Source records:
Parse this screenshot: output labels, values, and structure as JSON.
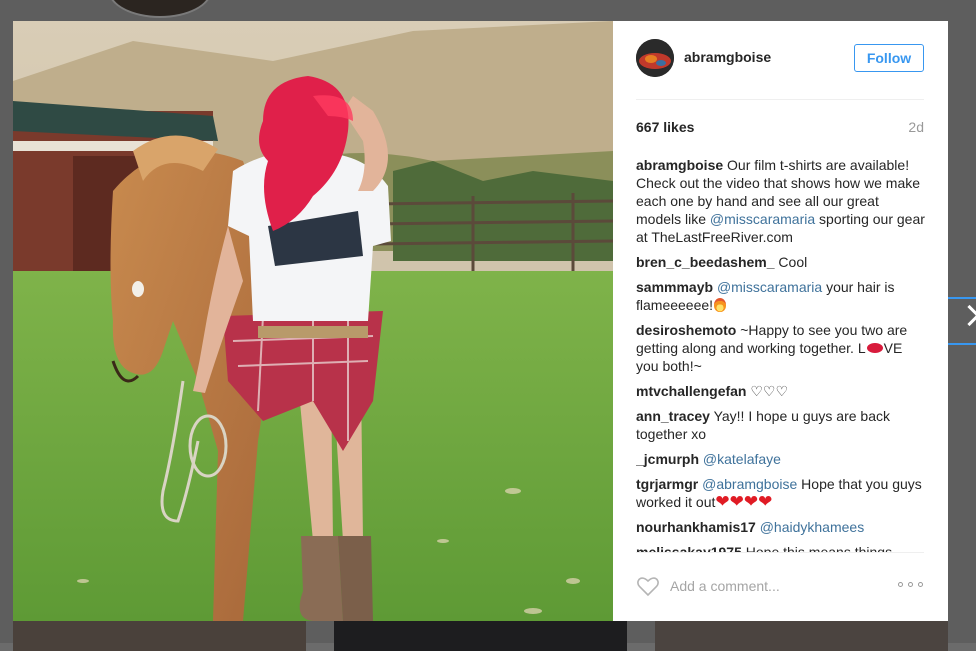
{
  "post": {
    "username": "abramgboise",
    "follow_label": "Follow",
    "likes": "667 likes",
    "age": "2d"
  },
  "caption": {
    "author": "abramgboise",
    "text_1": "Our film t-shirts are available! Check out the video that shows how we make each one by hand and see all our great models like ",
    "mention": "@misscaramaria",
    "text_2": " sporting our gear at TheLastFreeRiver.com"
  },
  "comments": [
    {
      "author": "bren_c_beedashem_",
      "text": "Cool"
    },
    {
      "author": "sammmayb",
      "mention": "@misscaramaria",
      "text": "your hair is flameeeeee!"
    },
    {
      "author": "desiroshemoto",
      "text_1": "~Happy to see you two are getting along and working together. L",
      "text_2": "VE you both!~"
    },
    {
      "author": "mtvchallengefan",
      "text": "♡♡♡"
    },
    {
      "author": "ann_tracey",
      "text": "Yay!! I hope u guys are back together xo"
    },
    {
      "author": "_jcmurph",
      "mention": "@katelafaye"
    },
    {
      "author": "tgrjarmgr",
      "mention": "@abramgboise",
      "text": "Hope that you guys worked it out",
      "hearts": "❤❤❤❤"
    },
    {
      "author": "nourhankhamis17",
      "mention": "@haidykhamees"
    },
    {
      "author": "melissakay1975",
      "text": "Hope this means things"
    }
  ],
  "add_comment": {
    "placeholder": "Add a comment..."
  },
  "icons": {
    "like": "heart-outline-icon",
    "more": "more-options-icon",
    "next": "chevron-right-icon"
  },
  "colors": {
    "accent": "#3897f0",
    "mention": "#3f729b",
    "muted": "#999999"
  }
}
...
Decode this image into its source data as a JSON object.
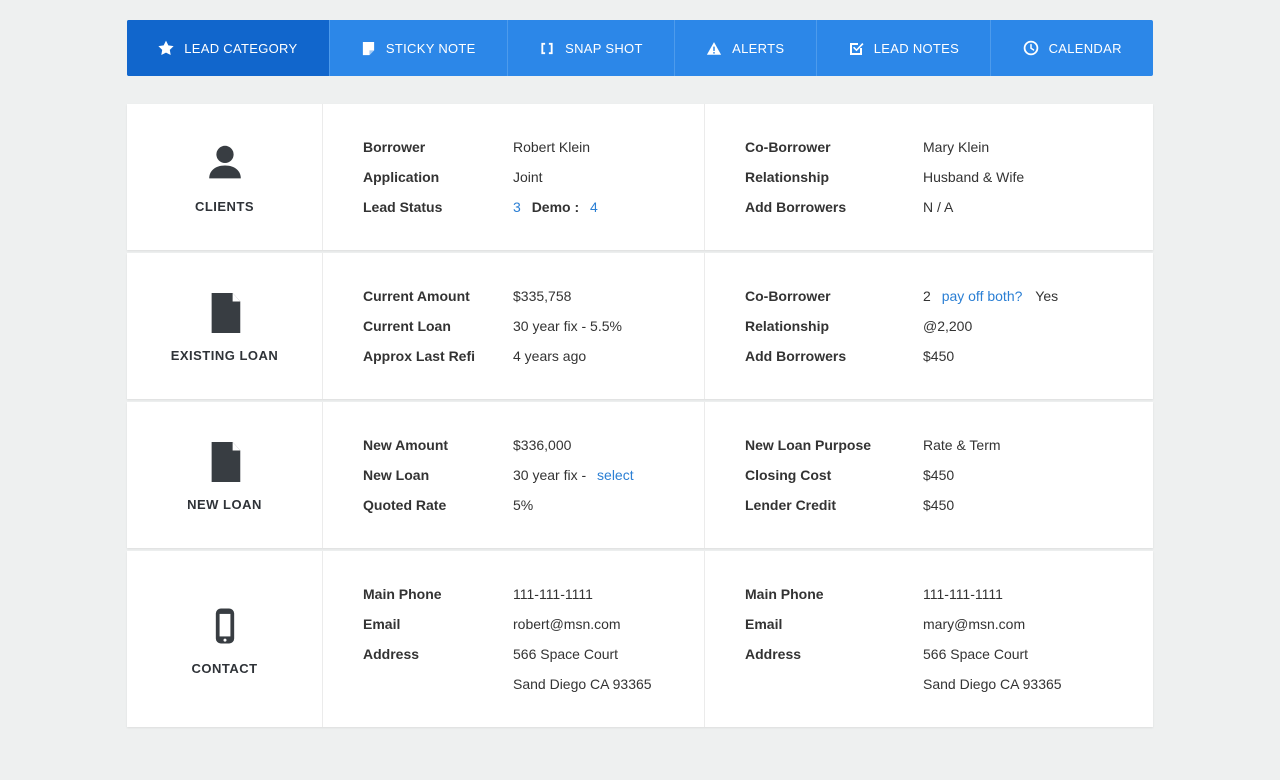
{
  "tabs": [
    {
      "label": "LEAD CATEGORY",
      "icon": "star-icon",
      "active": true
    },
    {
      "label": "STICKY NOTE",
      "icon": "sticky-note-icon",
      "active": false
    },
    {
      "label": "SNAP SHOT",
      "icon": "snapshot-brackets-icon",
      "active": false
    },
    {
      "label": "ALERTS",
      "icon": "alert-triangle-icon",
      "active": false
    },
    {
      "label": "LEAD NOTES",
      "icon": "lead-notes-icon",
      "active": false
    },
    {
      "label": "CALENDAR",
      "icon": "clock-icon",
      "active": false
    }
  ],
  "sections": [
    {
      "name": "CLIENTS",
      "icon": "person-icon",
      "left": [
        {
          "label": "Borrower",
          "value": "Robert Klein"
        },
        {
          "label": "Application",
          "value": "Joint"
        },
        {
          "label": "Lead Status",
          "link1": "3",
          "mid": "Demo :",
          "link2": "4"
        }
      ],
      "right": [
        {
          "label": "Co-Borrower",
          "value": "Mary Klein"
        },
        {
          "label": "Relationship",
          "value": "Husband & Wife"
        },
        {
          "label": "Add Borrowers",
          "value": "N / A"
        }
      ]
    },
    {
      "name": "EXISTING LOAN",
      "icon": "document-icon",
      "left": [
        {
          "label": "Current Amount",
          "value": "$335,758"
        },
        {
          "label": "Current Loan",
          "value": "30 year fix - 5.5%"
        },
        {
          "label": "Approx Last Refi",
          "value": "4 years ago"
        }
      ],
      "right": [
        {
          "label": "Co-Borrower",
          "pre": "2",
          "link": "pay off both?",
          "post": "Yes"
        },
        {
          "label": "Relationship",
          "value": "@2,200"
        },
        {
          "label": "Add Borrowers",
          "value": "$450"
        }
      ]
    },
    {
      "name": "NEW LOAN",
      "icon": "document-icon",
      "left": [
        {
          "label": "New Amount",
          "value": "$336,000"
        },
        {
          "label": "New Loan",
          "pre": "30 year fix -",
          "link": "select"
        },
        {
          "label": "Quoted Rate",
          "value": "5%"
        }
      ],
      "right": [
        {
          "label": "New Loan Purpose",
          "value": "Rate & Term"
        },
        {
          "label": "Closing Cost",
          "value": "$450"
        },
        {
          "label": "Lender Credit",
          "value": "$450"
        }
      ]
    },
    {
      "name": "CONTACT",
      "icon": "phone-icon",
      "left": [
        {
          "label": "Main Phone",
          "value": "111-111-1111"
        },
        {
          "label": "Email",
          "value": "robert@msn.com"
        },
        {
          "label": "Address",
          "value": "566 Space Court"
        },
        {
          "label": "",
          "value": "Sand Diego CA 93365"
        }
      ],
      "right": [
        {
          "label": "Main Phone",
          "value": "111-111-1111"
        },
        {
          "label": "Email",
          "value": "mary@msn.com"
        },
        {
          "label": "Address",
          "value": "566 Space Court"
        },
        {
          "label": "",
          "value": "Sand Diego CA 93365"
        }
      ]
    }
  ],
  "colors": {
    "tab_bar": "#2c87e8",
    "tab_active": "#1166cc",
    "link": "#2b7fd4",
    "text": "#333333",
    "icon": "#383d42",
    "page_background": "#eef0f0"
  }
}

__Work required__:
Copy each line from the records above that includes the string "JSON".

__Completed task__:
Parse this screenshot: output labels, values, and structure as JSON.
Decode this image into its source data as a JSON object.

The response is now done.